• [Aim 1]
Repeat word for word the passage of the Toulouse School of Economics review from "Despite efforts at" up to and including "in the end.".
• [Aim 2]
In the records, take the lines from the line with "text-line: 移就业农村劳动力 39054" up to and including the line with "Decompose this screenshot", and replace "text-line" with "line-of-text". Return only those lines, otherwise unchanged.

• [Text]
Grafton Architects’ Toulouse School of Economics seems to embody the city, and embed users within it, says Andrew Clancy

Buildings.

Words
Andrew Clancy

Photos
Dennis Gilbert

This is a story of a building. I stay ‘story’ as it is based on a reading, as opposed to a physical visit. This reading has been of plans, photos, my memories of a city, a Zoom-hosted tour of the building, Google maps, conversations and more. However I have not walked the halls you see in these photos, nor leaned against the walls. I have no privileged position to offer. This prompts the obvious question of what the point of these words is; what do I communicate in this essay beyond what is available to you if AT just published photos and plans without this text?

Ampetheatre

Floor plans. “In order to provide places of research and education which are pleasurable to work in”, says the architect, “we have devised a building strategy, where the individual office ‘bars’ are 10.8 metres deep, thus providing natural air, light and ventilation to each office. Each office ‘bar’ is considered for its particular orientation and each given a particular profiled elevation to protect the rooms within. This methodology is also used at the large scale, where the ‘specials’ – for example, the seminar rooms and terraces – are strategically placed, both symbolically on the public/city wall edge, and to the south environmentally, allowing us to position these large volumes with very little fenestration, to act as a ‘deep wall’, controlling light, shadow and shade”.

Despite efforts at objectivity every review of a work is also a telling of the story of the reviewer. In the interaction of the critic’s opinion – what they see – and the work being examined, we can open up points of congruence or difference. Somehow in seeing what others see we are invited to look anew ourselves, to gain insights which may not be those the writer has themselves, but arise in the abrasion of the reader’s point of view with both the representations of a building and its written description. Architecture lives in imagination, and as a tangible part of the lives of those proximate to it. These are not contradictory. The task perhaps is about empathy, in the end.

In one reading, the role of the critic is not unlike that of the architect – in the sense that it requires a reading into a situation, and a placing of something in the world which accretes its own meaning in the mind of those who engage with it.

Ampetheatre

“For us”, says the architect, “Toulouse is a city of bridges, quay walls, city walls, ramps, promenades, brick buttresses, brick and stone towers, mysterious cool interiors and cloisters, archways and courtyards. The big space of the meandering Garonne provides the wide horizon, the sense of connection with the landscape beyond. The linear man-made, tree-lined canal cuts through the city and sets up framed, axial, linear spaces. We have made a composition of the reinterpreted elements of Toulouse: the buttresses, the walls, the ramps, the cool mysterious interiors, the cloisters and the courtyards”

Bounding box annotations

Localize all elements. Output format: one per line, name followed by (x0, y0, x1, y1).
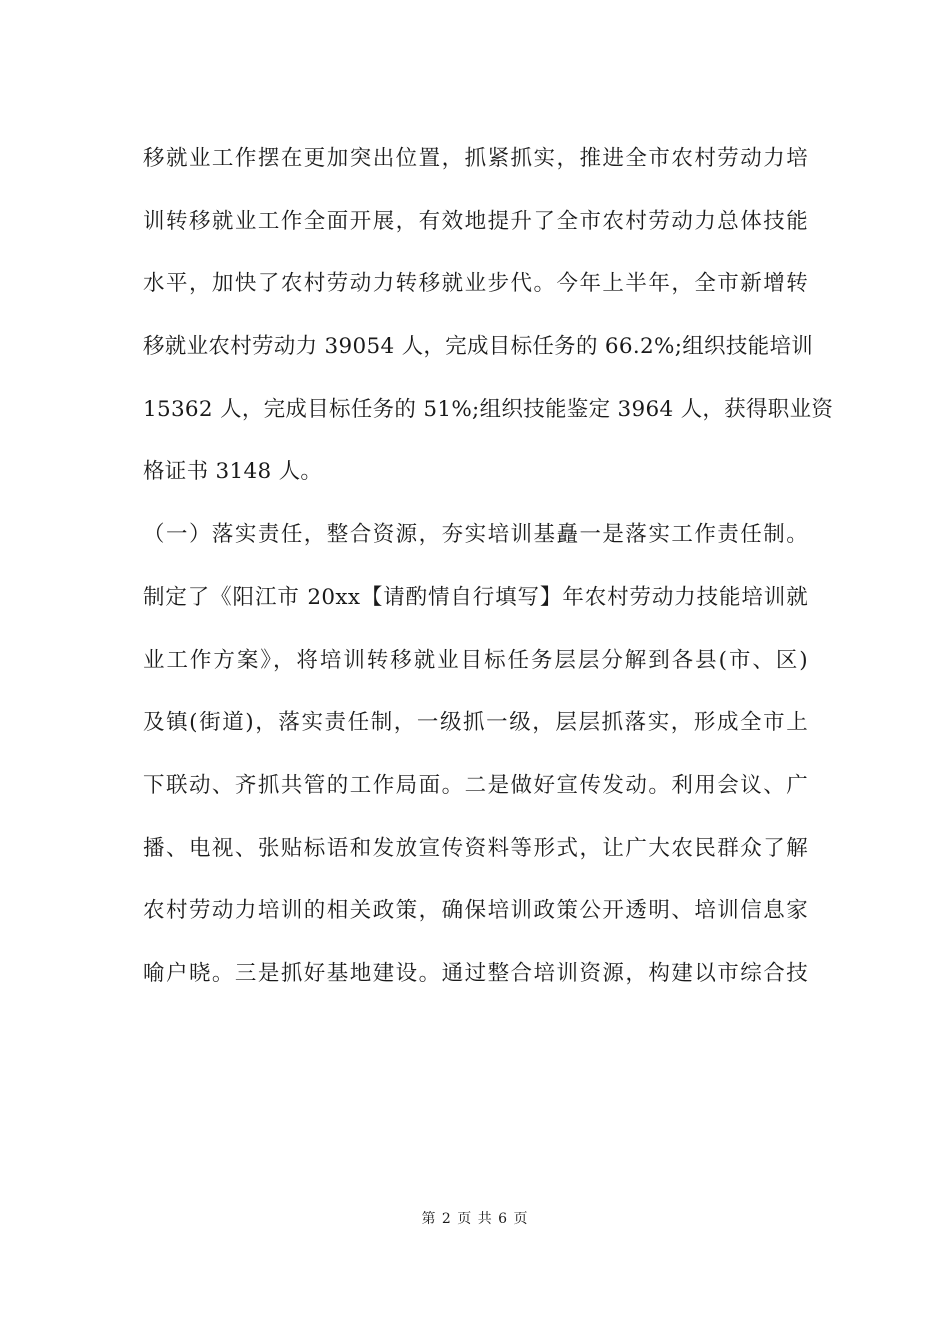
text-line: 移就业农村劳动力 39054 人，完成目标任务的 66.2%;组织技能培训 (143, 334, 814, 360)
text-line: 业工作方案》，将培训转移就业目标任务层层分解到各县(市、区) (143, 647, 808, 673)
text-line: 喻户晓。三是抓好基地建设。通过整合培训资源，构建以市综合技 (143, 960, 808, 986)
text-line: 格证书 3148 人。 (143, 459, 323, 485)
text-line: 15362 人，完成目标任务的 51%;组织技能鉴定 3964 人，获得职业资 (143, 396, 834, 422)
text-line: 训转移就业工作全面开展，有效地提升了全市农村劳动力总体技能 (143, 208, 808, 234)
text-line: 播、电视、张贴标语和发放宣传资料等形式，让广大农民群众了解 (143, 835, 808, 861)
text-line: 农村劳动力培训的相关政策，确保培训政策公开透明、培训信息家 (143, 898, 808, 924)
body-text (143, 128, 834, 1006)
page-number-footer: 第 2 页 共 6 页 (421, 1211, 529, 1227)
text-line: 制定了《阳江市 20xx【请酌情自行填写】年农村劳动力技能培训就 (143, 584, 808, 610)
text-line: 移就业工作摆在更加突出位置，抓紧抓实，推进全市农村劳动力培 (143, 146, 808, 171)
section-heading-line: （一）落实责任，整合资源，夯实培训基矗一是落实工作责任制。 (143, 522, 808, 548)
text-line: 及镇(街道)，落实责任制，一级抓一级，层层抓落实，形成全市上 (143, 710, 808, 736)
text-line: 下联动、齐抓共管的工作局面。二是做好宣传发动。利用会议、广 (143, 772, 808, 798)
text-line: 水平，加快了农村劳动力转移就业步代。今年上半年，全市新增转 (143, 271, 808, 297)
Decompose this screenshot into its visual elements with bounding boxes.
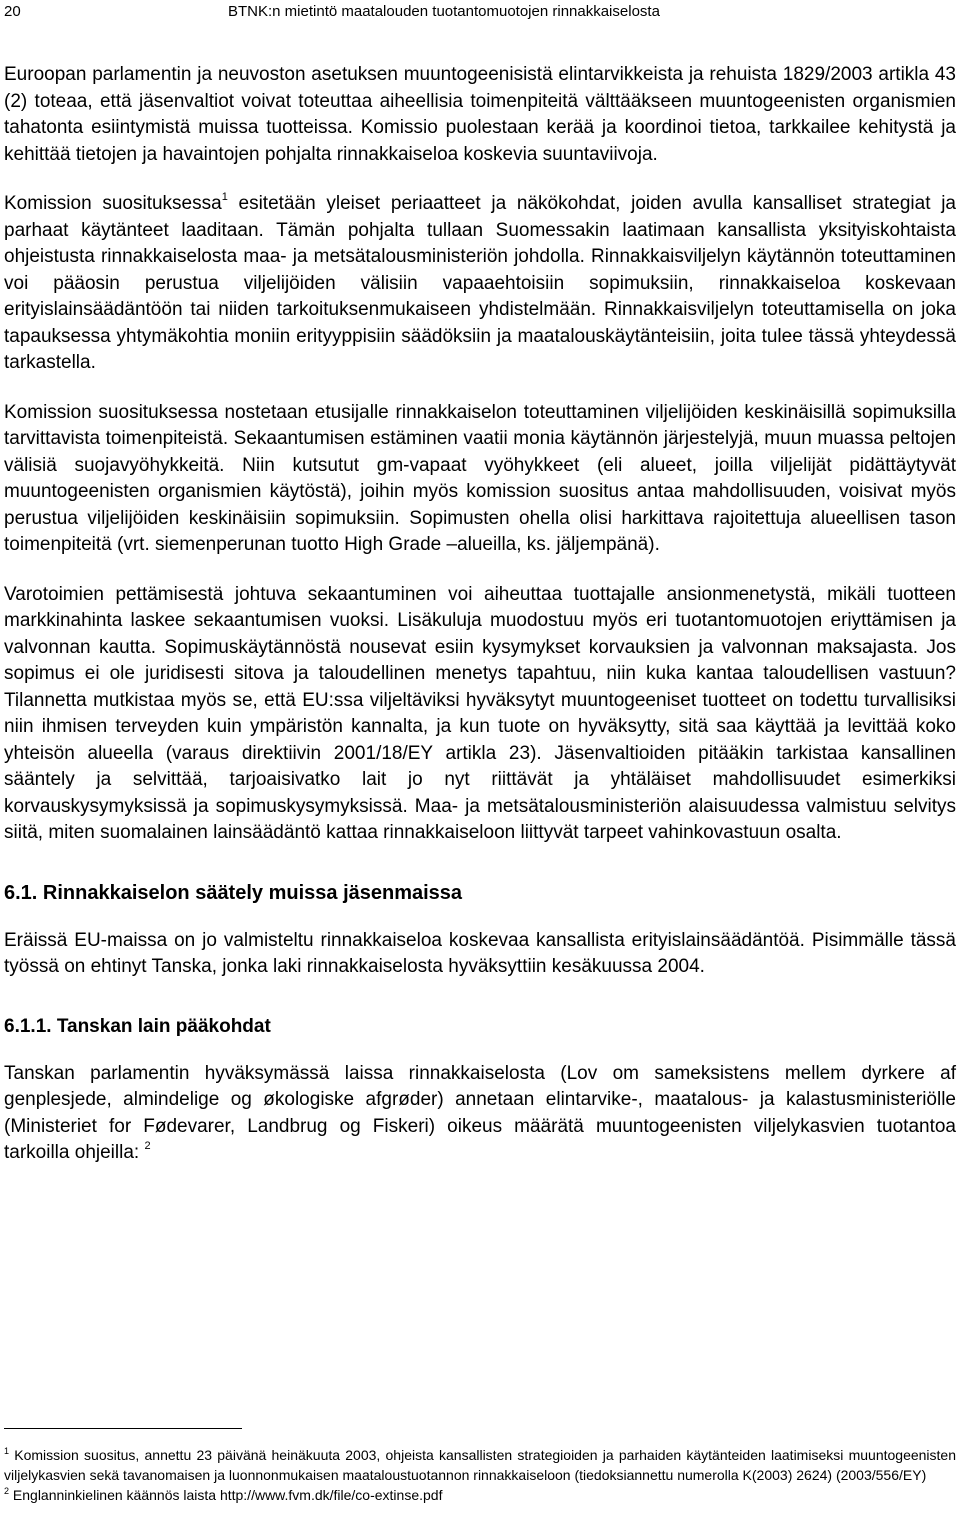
section-heading-6-1: 6.1. Rinnakkaiselon säätely muissa jäsenmaissa — [4, 881, 463, 904]
paragraph-text: Komission suosituksessa — [4, 193, 222, 214]
footnote-divider — [4, 1428, 242, 1429]
paragraph-text: esitetään yleiset periaatteet ja näkökohdat, joiden avulla kansalliset strategiat ja parhaat käytänteet laaditaan. Tämän pohjalta tullaan Suomessakin laatimaan kansallista yksityiskohtaista ohjeistusta rinnakkaiselosta maa- ja metsätalousministeriön johdolla. Rinnakkaisviljelyn käytännön toteuttaminen voi pääosin perustua viljelijöiden välisiin vapaaehtoisiin sopimuksiin, rinnakkaiseloa koskevaan erityislainsäädäntöön tai niiden tarkoituksenmukaiseen yhdistelmään. Rinnakkaisviljelyn toteuttamisella on joka tapauksessa yhtymäkohtia moniin erityyppisiin säädöksiin ja maatalouskäytänteisiin, joita tulee tässä yhteydessä tarkastella. — [4, 193, 956, 373]
paragraph-commission-recommendation — [4, 191, 956, 377]
footnote-text: Englanninkielinen käännös laista http://www.fvm.dk/file/co-extinse.pdf — [9, 1487, 443, 1503]
footnote-ref-1[interactable]: 1 — [221, 191, 228, 203]
page-header — [0, 0, 960, 24]
footnote-ref-2[interactable]: 2 — [144, 1140, 151, 1152]
paragraph-regulation: Euroopan parlamentin ja neuvoston asetuksen muuntogeenisistä elintarvikkeista ja rehuista 1829/2003 artikla 43 (2) toteaa, että jäsenvaltiot voivat toteuttaa aiheellisia toimenpiteitä välttääkseen muuntogeenisten organismien tahatonta esiintymistä muissa tuotteissa. Komissio puolestaan kerää ja koordinoi tietoa, tarkkailee kehitystä ja kehittää tietojen ja havaintojen pohjalta rinnakkaiseloa koskevia suuntaviivoja. — [4, 64, 956, 165]
page-number: 20 — [4, 3, 21, 20]
paragraph-text: Tanskan parlamentin hyväksymässä laissa rinnakkaiselosta (Lov om sameksistens mellem dyrkere af genplesjede, almindelige og økologiske afgrøder) annetaan elintarvike-, maatalous- ja kalastusministeriölle (Ministeriet for Fødevarer, Landbrug og Fiskeri) oikeus määrätä muuntogeenisten viljelykasvien tuotantoa tarkoilla ohjeilla: — [4, 1062, 956, 1163]
paragraph-liability: Varotoimien pettämisestä johtuva sekaantuminen voi aiheuttaa tuottajalle ansionmenetystä, mikäli tuotteen markkinahinta laskee sekaantumisen vuoksi. Lisäkuluja muodostuu myös eri tuotantomuotojen eriyttämisen ja valvonnan kautta. Sopimuskäytännöstä nousevat esiin kysymykset korvauksien ja valvonnan maksajasta. Jos sopimus ei ole juridisesti sitova ja taloudellinen menetys tapahtuu, niin kuka kantaa taloudellisen vastuun? Tilannetta mutkistaa myös se, että EU:ssa viljeltäviksi hyväksytyt muuntogeeniset tuotteet on todettu turvallisiksi niin ihmisen terveyden kuin ympäristön kannalta, ja kun tuote on hyväksytty, sitä saa käyttää ja levittää koko yhteisön alueella (varaus direktiivin 2001/18/EY artikla 23). Jäsenvaltioiden pitääkin tarkistaa kansallinen sääntely ja selvittää, tarjoaisivatko lait jo nyt riittävät ja yhtäläiset mahdollisuudet esimerkiksi korvauskysymyksissä ja sopimuskysymyksissä. Maa- ja metsätalousministeriön alaisuudessa valmistuu selvitys siitä, miten suomalainen lainsäädäntö kattaa rinnakkaiseloon liittyvät tarpeet vahinkovastuun osalta. — [4, 583, 956, 843]
paragraph-other-member-states: Eräissä EU-maissa on jo valmisteltu rinnakkaiseloa koskevaa kansallista erityislainsäädäntöä. Pisimmälle tässä työssä on ehtinyt Tanska, jonka laki rinnakkaiselosta hyväksyttiin kesäkuussa 2004. — [4, 929, 956, 977]
paragraph-danish-law — [4, 1061, 956, 1167]
footnote-text: Komission suositus, annettu 23 päivänä heinäkuuta 2003, ohjeista kansallisten strategioiden ja parhaiden käytänteiden laatimiseksi muuntogeenisten viljelykasvien sekä tavanomaisen ja luonnonmukaisen maataloustuotannon rinnakkaiseloon (tiedoksiannettu numerolla K(2003) 2624) (2003/556/EY) — [4, 1447, 956, 1483]
document-body — [4, 62, 956, 1190]
running-title: BTNK:n mietintö maatalouden tuotantomuotojen rinnakkaiselosta — [228, 3, 660, 20]
footnote-mark: 2 — [4, 1486, 10, 1496]
footnotes — [4, 1428, 956, 1505]
paragraph-farmer-agreements: Komission suosituksessa nostetaan etusijalle rinnakkaiselon toteuttaminen viljelijöiden keskinäisillä sopimuksilla tarvittavista toimenpiteistä. Sekaantumisen estäminen vaatii monia käytännön järjestelyjä, muun muassa peltojen välisiä suojavyöhykkeitä. Niin kutsutut gm-vapaat vyöhykkeet (eli alueet, joilla viljelijät pidättäytyvät muuntogeenisten organismien käytöstä), joihin myös komission suositus antaa mahdollisuuden, voisivat myös perustua viljelijöiden keskinäisiin sopimuksiin. Sopimusten ohella olisi harkittava rajoitettuja alueellisen tason toimenpiteitä (vrt. siemenperunan tuotto High Grade –alueilla, ks. jäljempänä). — [4, 401, 956, 555]
footnote-1 — [4, 1445, 956, 1485]
section-heading-6-1-1: 6.1.1. Tanskan lain pääkohdat — [4, 1015, 271, 1037]
footnote-2 — [4, 1485, 956, 1505]
footnote-mark: 1 — [4, 1446, 10, 1456]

• [Expected output 1]
Despite efforts at objectivity every review of a work is also a telling of the story of the reviewer. In the interaction of the critic’s opinion – what they see – and the work being examined, we can open up points of congruence or difference. Somehow in seeing what others see we are invited to look anew ourselves, to gain insights which may not be those the writer has themselves, but arise in the abrasion of the reader’s point of view with both the representations of a building and its written description. Architecture lives in imagination, and as a tangible part of the lives of those proximate to it. These are not contradictory. The task perhaps is about empathy, in the end.

• [Expected output 2]
line-of-text: 移就业农村劳动力 39054 人，完成目标任务的 66.2%;组织技能培训 (143, 334, 814, 360)
line-of-text: 业工作方案》，将培训转移就业目标任务层层分解到各县(市、区) (143, 647, 808, 673)
line-of-text: 喻户晓。三是抓好基地建设。通过整合培训资源，构建以市综合技 (143, 960, 808, 986)
line-of-text: 格证书 3148 人。 (143, 459, 323, 485)
line-of-text: 15362 人，完成目标任务的 51%;组织技能鉴定 3964 人，获得职业资 (143, 396, 834, 422)
line-of-text: 训转移就业工作全面开展，有效地提升了全市农村劳动力总体技能 (143, 208, 808, 234)
line-of-text: 播、电视、张贴标语和发放宣传资料等形式，让广大农民群众了解 (143, 835, 808, 861)
line-of-text: 农村劳动力培训的相关政策，确保培训政策公开透明、培训信息家 (143, 898, 808, 924)
body-text (143, 128, 834, 1006)
page-number-footer: 第 2 页 共 6 页 (421, 1211, 529, 1227)
line-of-text: 制定了《阳江市 20xx【请酌情自行填写】年农村劳动力技能培训就 (143, 584, 808, 610)
line-of-text: 移就业工作摆在更加突出位置，抓紧抓实，推进全市农村劳动力培 (143, 146, 808, 171)
section-heading-line: （一）落实责任，整合资源，夯实培训基矗一是落实工作责任制。 (143, 522, 808, 548)
line-of-text: 及镇(街道)，落实责任制，一级抓一级，层层抓落实，形成全市上 (143, 710, 808, 736)
line-of-text: 下联动、齐抓共管的工作局面。二是做好宣传发动。利用会议、广 (143, 772, 808, 798)
line-of-text: 水平，加快了农村劳动力转移就业步代。今年上半年，全市新增转 (143, 271, 808, 297)
Decompose this screenshot into its visual elements with bounding boxes.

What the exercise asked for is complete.